• What is being asked
From the entries below, copy out every line with "населения" in it.

[BEGIN Supplied data]

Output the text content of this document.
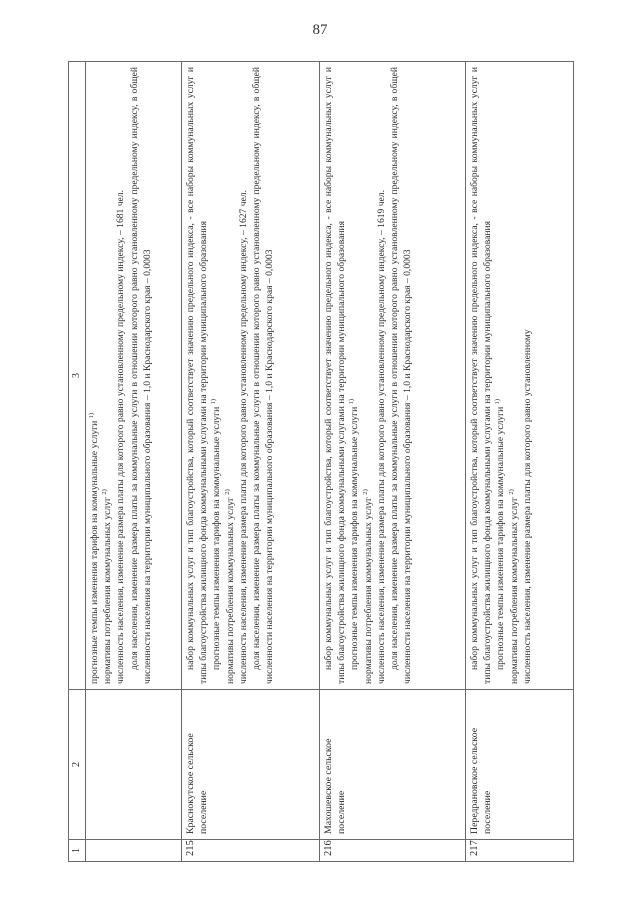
87
1	2	3

		прогнозные темпы изменения тарифов на коммунальные услуги $^{1)}$

нормативы потребления коммунальных услуг $^{2)}$ численность населения, изменение размера платы для которого равно установленному предельному индексу, – 1681 чел. доля населения, изменение размера платы за коммунальные услуги в отношении которого равно установленному предельному индексу, в общей численности населения на территории муниципального образования – 1,0 и Краснодарского края – 0,0003

215	Краснокутское сельское поселение	набор коммунальных услуг и тип благоустройства, который соответствует значению предельного индекса, - все наборы коммунальных услуг и типы благоустройства жилищного фонда коммунальными услугами на территории муниципального образования прогнозные темпы изменения тарифов на коммунальные услуги $^{1)}$

нормативы потребления коммунальных услуг $^{2)}$ численность населения, изменение размера платы для которого равно установленному предельному индексу, – 1627 чел. доля населения, изменение размера платы за коммунальные услуги в отношении которого равно установленному предельному индексу, в общей численности населения на территории муниципального образования – 1,0 и Краснодарского края – 0,0003

216	Махошевское сельское поселение	набор коммунальных услуг и тип благоустройства, который соответствует значению предельного индекса, - все наборы коммунальных услуг и типы благоустройства жилищного фонда коммунальными услугами на территории муниципального образования прогнозные темпы изменения тарифов на коммунальные услуги $^{1)}$

нормативы потребления коммунальных услуг $^{2)}$ численность населения, изменение размера платы для которого равно установленному предельному индексу, – 1619 чел. доля населения, изменение размера платы за коммунальные услуги в отношении которого равно установленному предельному индексу, в общей численности населения на территории муниципального образования – 1,0 и Краснодарского края – 0,0003

217	Передрановское сельское поселение	набор коммунальных услуг и тип благоустройства, который соответствует значению предельного индекса, - все наборы коммунальных услуг и типы благоустройства жилищного фонда коммунальными услугами на территории муниципального образования прогнозные темпы изменения тарифов на коммунальные услуги $^{1)}$

нормативы потребления коммунальных услуг $^{2)}$ численность населения, изменение размера платы для которого равно установленному
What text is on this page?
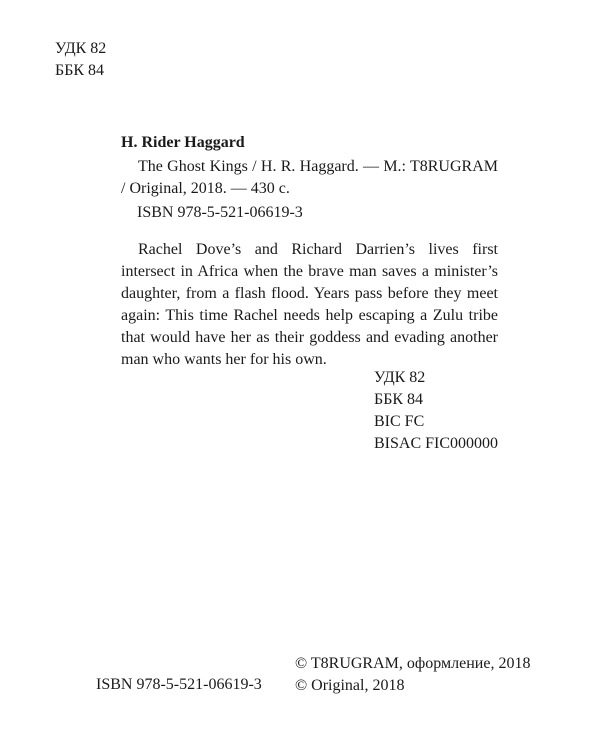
УДК 82
ББК 84
H. Rider Haggard
The Ghost Kings / H. R. Haggard. — M.: T8RUGRAM / Original, 2018. — 430 с.
ISBN 978-5-521-06619-3
Rachel Dove’s and Richard Darrien’s lives first intersect in Africa when the brave man saves a minister’s daughter, from a flash flood. Years pass before they meet again: This time Rachel needs help escaping a Zulu tribe that would have her as their goddess and evading another man who wants her for his own.
УДК 82
ББК 84
BIC FC
BISAC FIC000000
ISBN 978-5-521-06619-3
© T8RUGRAM, оформление, 2018
© Original, 2018
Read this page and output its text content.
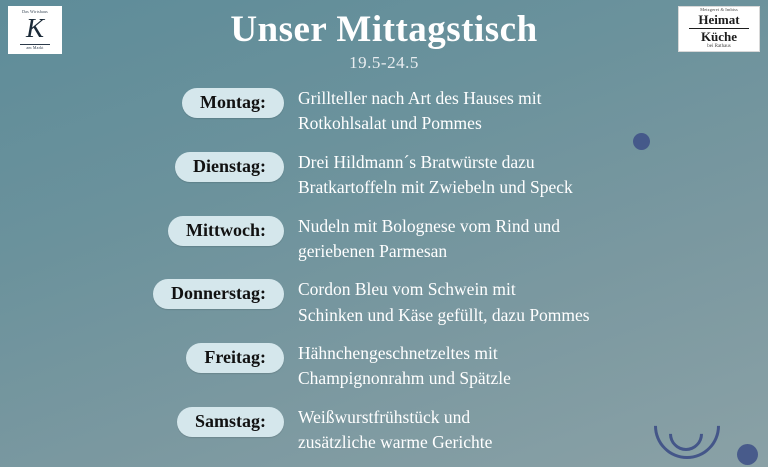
Das Wirtshaus
K
am Markt
Metzgerei & Imbiss
Heimat
Küche
bei Rathaus
Unser Mittagstisch
19.5-24.5
Montag:	Grillteller nach Art des Hauses mit
Rotkohlsalat und Pommes
Dienstag:	Drei Hildmann´s Bratwürste dazu
Bratkartoffeln mit Zwiebeln und Speck
Mittwoch:	Nudeln mit Bolognese vom Rind und
geriebenen Parmesan
Donnerstag:	Cordon Bleu vom Schwein mit
Schinken und Käse gefüllt, dazu Pommes
Freitag:	Hähnchengeschnetzeltes mit
Champignonrahm und Spätzle
Samstag:	Weißwurstfrühstück und
zusätzliche warme Gerichte
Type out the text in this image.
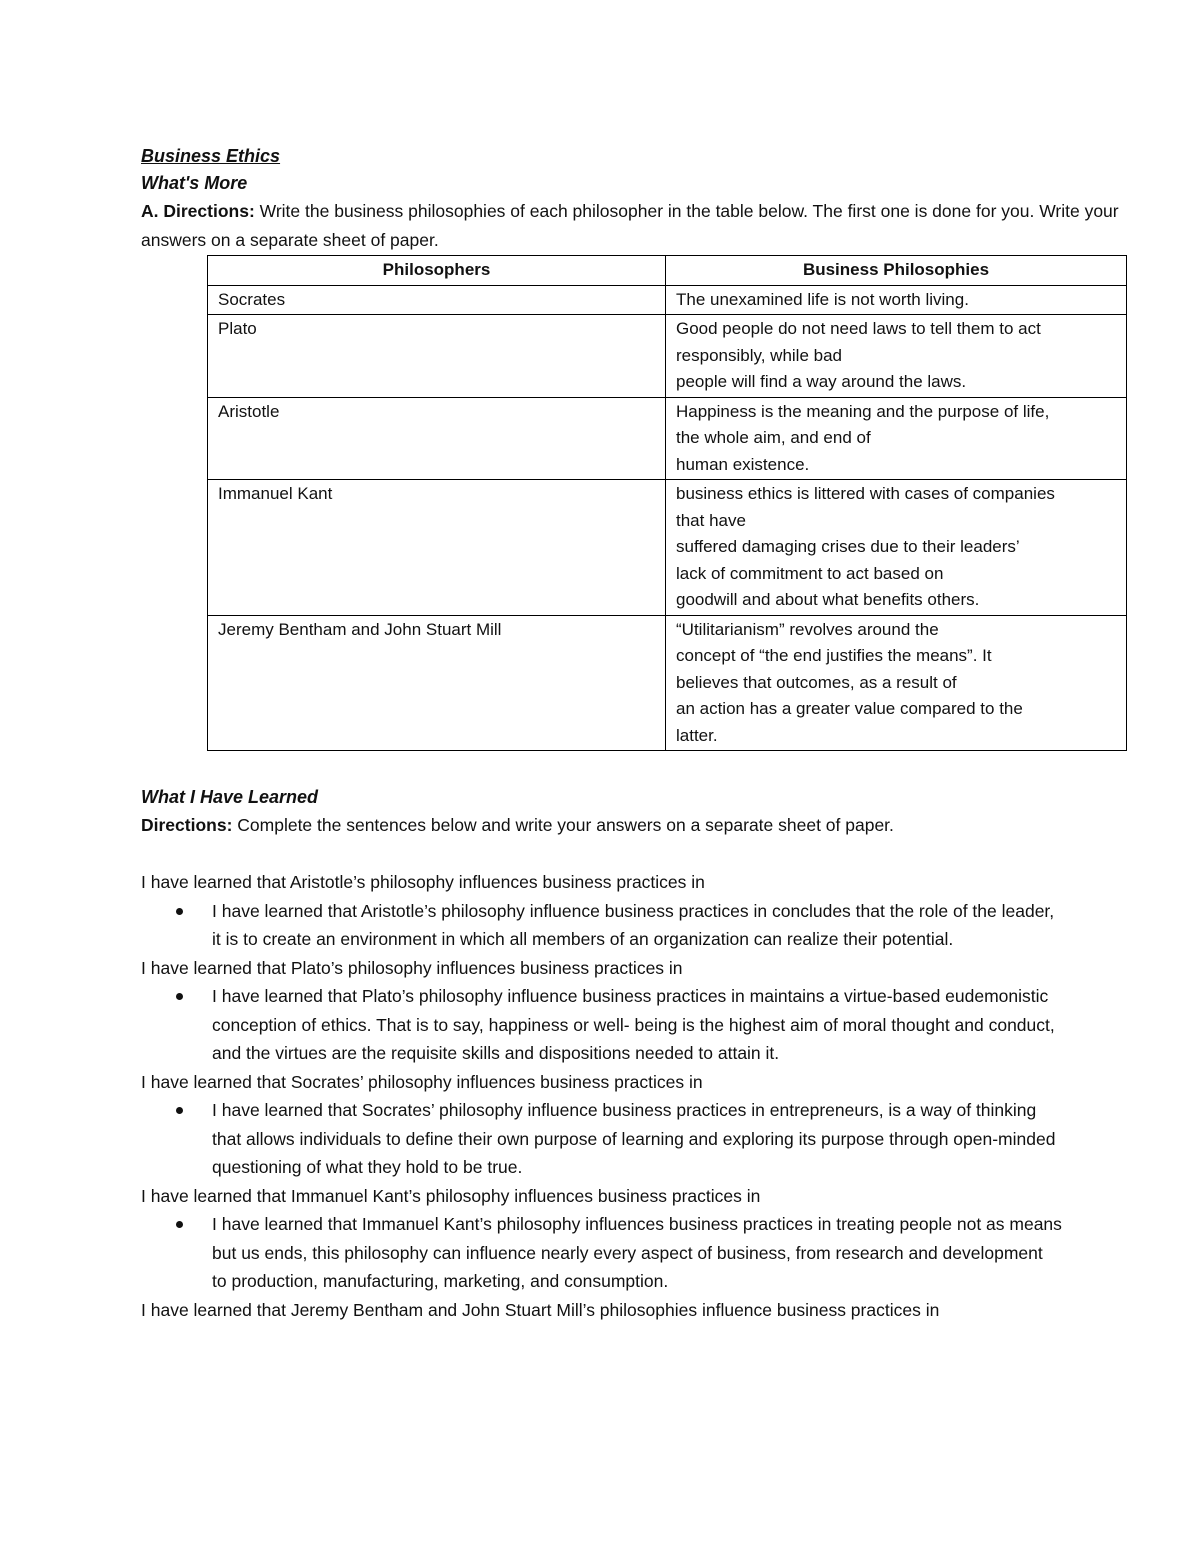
Business Ethics
What's More
A. Directions: Write the business philosophies of each philosopher in the table below. The first one is done for you. Write your answers on a separate sheet of paper.
Philosophers	Business Philosophies
Socrates	The unexamined life is not worth living.

Plato	Good people do not need laws to tell them to act
responsibly, while bad
people will find a way around the laws.

Aristotle	Happiness is the meaning and the purpose of life,
the whole aim, and end of
human existence.

Immanuel Kant	business ethics is littered with cases of companies
that have
suffered damaging crises due to their leaders’
lack of commitment to act based on
goodwill and about what benefits others.

Jeremy Bentham and John Stuart Mill	“Utilitarianism” revolves around the
concept of “the end justifies the means”. It
believes that outcomes, as a result of
an action has a greater value compared to the
latter.
What I Have Learned
Directions: Complete the sentences below and write your answers on a separate sheet of paper.
I have learned that Aristotle’s philosophy influences business practices in
I have learned that Aristotle’s philosophy influence business practices in concludes that the role of the leader, it is to create an environment in which all members of an organization can realize their potential.
I have learned that Plato’s philosophy influences business practices in
I have learned that Plato’s philosophy influence business practices in maintains a virtue-based eudemonistic conception of ethics. That is to say, happiness or well- being is the highest aim of moral thought and conduct, and the virtues are the requisite skills and dispositions needed to attain it.
I have learned that Socrates’ philosophy influences business practices in
I have learned that Socrates’ philosophy influence business practices in entrepreneurs, is a way of thinking that allows individuals to define their own purpose of learning and exploring its purpose through open-minded questioning of what they hold to be true.
I have learned that Immanuel Kant’s philosophy influences business practices in
I have learned that Immanuel Kant’s philosophy influences business practices in treating people not as means but us ends, this philosophy can influence nearly every aspect of business, from research and development to production, manufacturing, marketing, and consumption.
I have learned that Jeremy Bentham and John Stuart Mill’s philosophies influence business practices in
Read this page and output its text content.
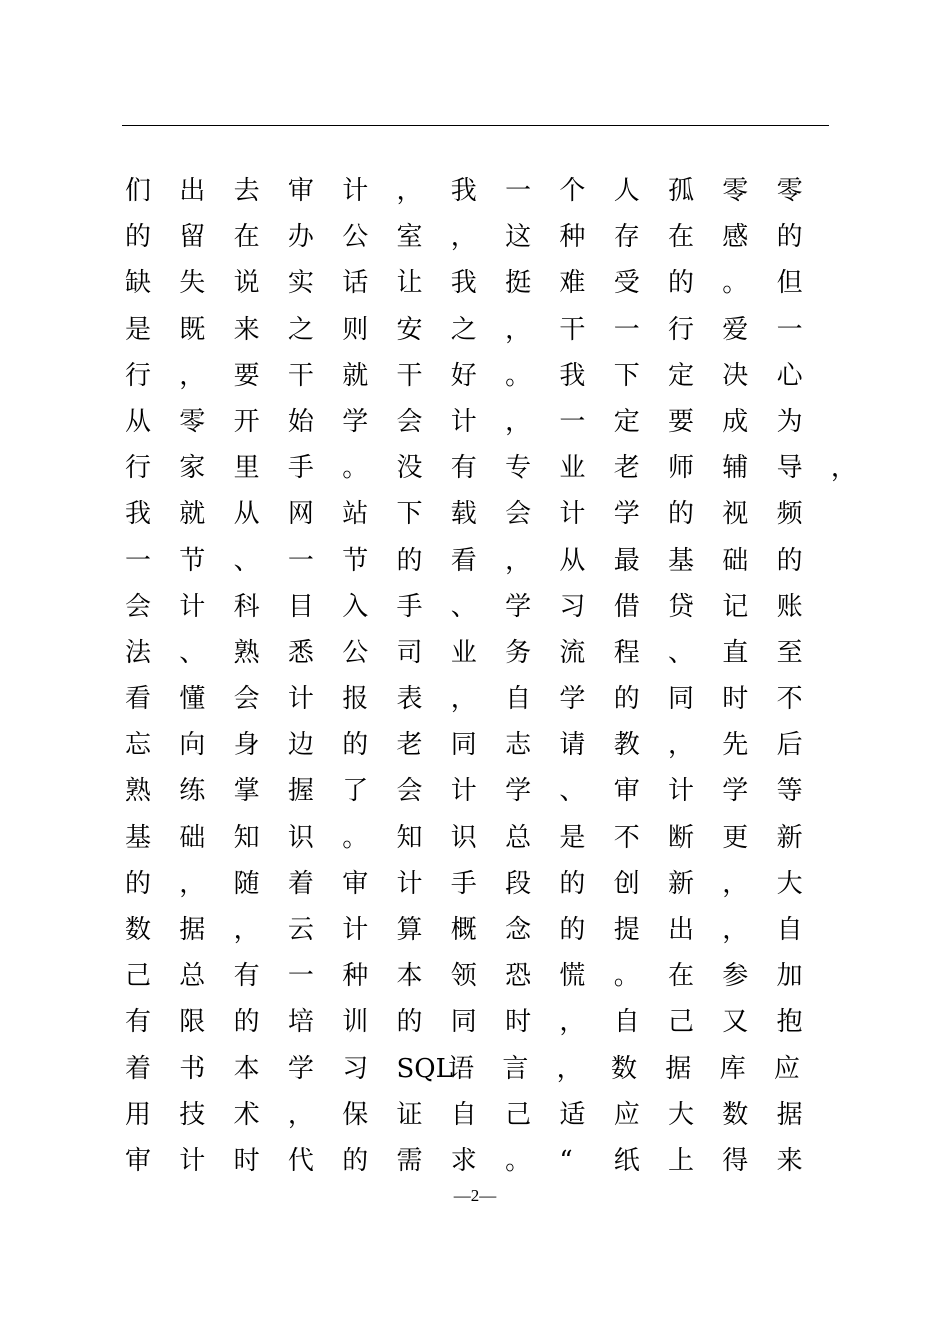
们 出 去 审 计 ， 我 一 个 人 孤 零 零
的 留 在 办 公 室 ， 这 种 存 在 感 的
缺 失 说 实 话 让 我 挺 难 受 的 。 但
是 既 来 之 则 安 之 ， 干 一 行 爱 一
行 ， 要 干 就 干 好 。 我 下 定 决 心
从 零 开 始 学 会 计 ， 一 定 要 成 为
行 家 里 手 。 没 有 专 业 老 师 辅 导 ，
我 就 从 网 站 下 载 会 计 学 的 视 频
一 节 、 一 节 的 看 ， 从 最 基 础 的
会 计 科 目 入 手 、 学 习 借 贷 记 账
法 、 熟 悉 公 司 业 务 流 程 、 直 至
看 懂 会 计 报 表 ， 自 学 的 同 时 不
忘 向 身 边 的 老 同 志 请 教 ， 先 后
熟 练 掌 握 了 会 计 学 、 审 计 学 等
基 础 知 识 。 知 识 总 是 不 断 更 新
的 ， 随 着 审 计 手 段 的 创 新 ， 大
数 据 ， 云 计 算 概 念 的 提 出 ， 自
己 总 有 一 种 本 领 恐 慌 。 在 参 加
有 限 的 培 训 的 同 时 ， 自 己 又 抱
着 书 本 学 习 SQL
语 言 ， 数 据 库 应
用 技 术 ， 保 证 自 己 适 应 大 数 据
审 计 时 代 的 需 求 。 “ 纸 上 得 来
—2—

[END Supplied data]

• Solved problem
нормативы потребления коммунальных услуг $^{2)}$ численность населения, изменение размера платы для которого равно установленному предельному индексу, – 1681 чел. доля населения, изменение размера платы за коммунальные услуги в отношении которого равно установленному предельному индексу, в общей численности населения на территории муниципального образования – 1,0 и Краснодарского края – 0,0003
нормативы потребления коммунальных услуг $^{2)}$ численность населения, изменение размера платы для которого равно установленному предельному индексу, – 1627 чел. доля населения, изменение размера платы за коммунальные услуги в отношении которого равно установленному предельному индексу, в общей численности населения на территории муниципального образования – 1,0 и Краснодарского края – 0,0003
нормативы потребления коммунальных услуг $^{2)}$ численность населения, изменение размера платы для которого равно установленному предельному индексу, – 1619 чел. доля населения, изменение размера платы за коммунальные услуги в отношении которого равно установленному предельному индексу, в общей численности населения на территории муниципального образования – 1,0 и Краснодарского края – 0,0003
нормативы потребления коммунальных услуг $^{2)}$ численность населения, изменение размера платы для которого равно установленному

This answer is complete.